▸ Task description: Pick up the 3-Iron film review that follows and continue it after its final sentence.

START Excerpt

Delicious

In recent years, South Korea has been making many wonderful films like The Host (2006)Okja (2017)Cart (2014), Miss Granny (2014) which was remade as Oh! Baby (2019) and then Parasite (2019) winning the oscars.  Earlier this month I read the news of a South Korean director Kim Ki-duk passing away due to COVID-19. I wanted to watch his films and started with the 3-Iron (2004).

This is an age-old story of a beautiful lady being held captive and ill-treated her husband, who later falls in love with a kind stranger (the hero). What is different in 3-Iron, is the way the director has handled this story and delivered an unique film. Here Tae-Suk, is a young man who rides from area to area in his bike, to identify houses where the owners are out-of-town to stay for the night and eat. He doesn’t steal or damage anything, in fact he cleans the house he stays and leaves behind the owners clothes washed and dried. In one such house, he finds Sun-hwa, a former model beaten up, bleeding and sad. He doesn’t approach her, she doesn’t speak to him. It moves from there in a way we will least expect.

END Excerpt
START Supplied information

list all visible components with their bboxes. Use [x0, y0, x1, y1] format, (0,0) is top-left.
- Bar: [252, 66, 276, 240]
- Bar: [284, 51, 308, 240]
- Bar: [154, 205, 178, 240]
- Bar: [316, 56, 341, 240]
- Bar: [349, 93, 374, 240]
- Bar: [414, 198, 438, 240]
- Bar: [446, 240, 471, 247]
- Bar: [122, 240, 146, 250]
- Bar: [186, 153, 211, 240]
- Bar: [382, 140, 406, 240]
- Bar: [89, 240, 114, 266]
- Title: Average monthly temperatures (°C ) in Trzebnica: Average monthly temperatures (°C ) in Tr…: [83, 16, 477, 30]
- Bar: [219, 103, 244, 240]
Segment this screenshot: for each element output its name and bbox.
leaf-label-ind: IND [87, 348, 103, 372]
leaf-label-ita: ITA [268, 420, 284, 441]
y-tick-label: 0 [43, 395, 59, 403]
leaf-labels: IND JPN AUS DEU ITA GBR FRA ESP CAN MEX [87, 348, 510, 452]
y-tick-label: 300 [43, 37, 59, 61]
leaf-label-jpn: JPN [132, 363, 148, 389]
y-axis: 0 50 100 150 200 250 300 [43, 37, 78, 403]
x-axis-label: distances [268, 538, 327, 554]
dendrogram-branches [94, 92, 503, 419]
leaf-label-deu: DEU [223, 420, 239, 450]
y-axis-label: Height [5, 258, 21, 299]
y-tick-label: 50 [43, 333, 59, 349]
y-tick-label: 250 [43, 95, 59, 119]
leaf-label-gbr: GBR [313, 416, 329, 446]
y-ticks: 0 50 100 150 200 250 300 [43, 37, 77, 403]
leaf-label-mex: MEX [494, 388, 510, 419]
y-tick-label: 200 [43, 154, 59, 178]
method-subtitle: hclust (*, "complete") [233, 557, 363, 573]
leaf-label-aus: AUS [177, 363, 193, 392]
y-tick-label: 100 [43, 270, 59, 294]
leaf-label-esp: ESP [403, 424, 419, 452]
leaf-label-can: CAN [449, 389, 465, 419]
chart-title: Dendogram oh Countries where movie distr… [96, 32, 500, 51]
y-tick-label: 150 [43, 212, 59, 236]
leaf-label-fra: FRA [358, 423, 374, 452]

END Supplied information

▸ Answer space:
Throughout the film there are no dialogues exchanged between the two – Tae-Suk and Sun-hwa, even under duress. If I remember right, Tae-Suk doesn’t speak at all in the whole film. Lee Seung-yeon (Wikipedia has listed a few controversies in her page) as Sun-hwa and Jae Hee as Tae-suk are wonderful and succeed in communicating their emotions by minimalist body language.

Don’t miss this fine cinema. It can serve as a masterclass on screenplay writing.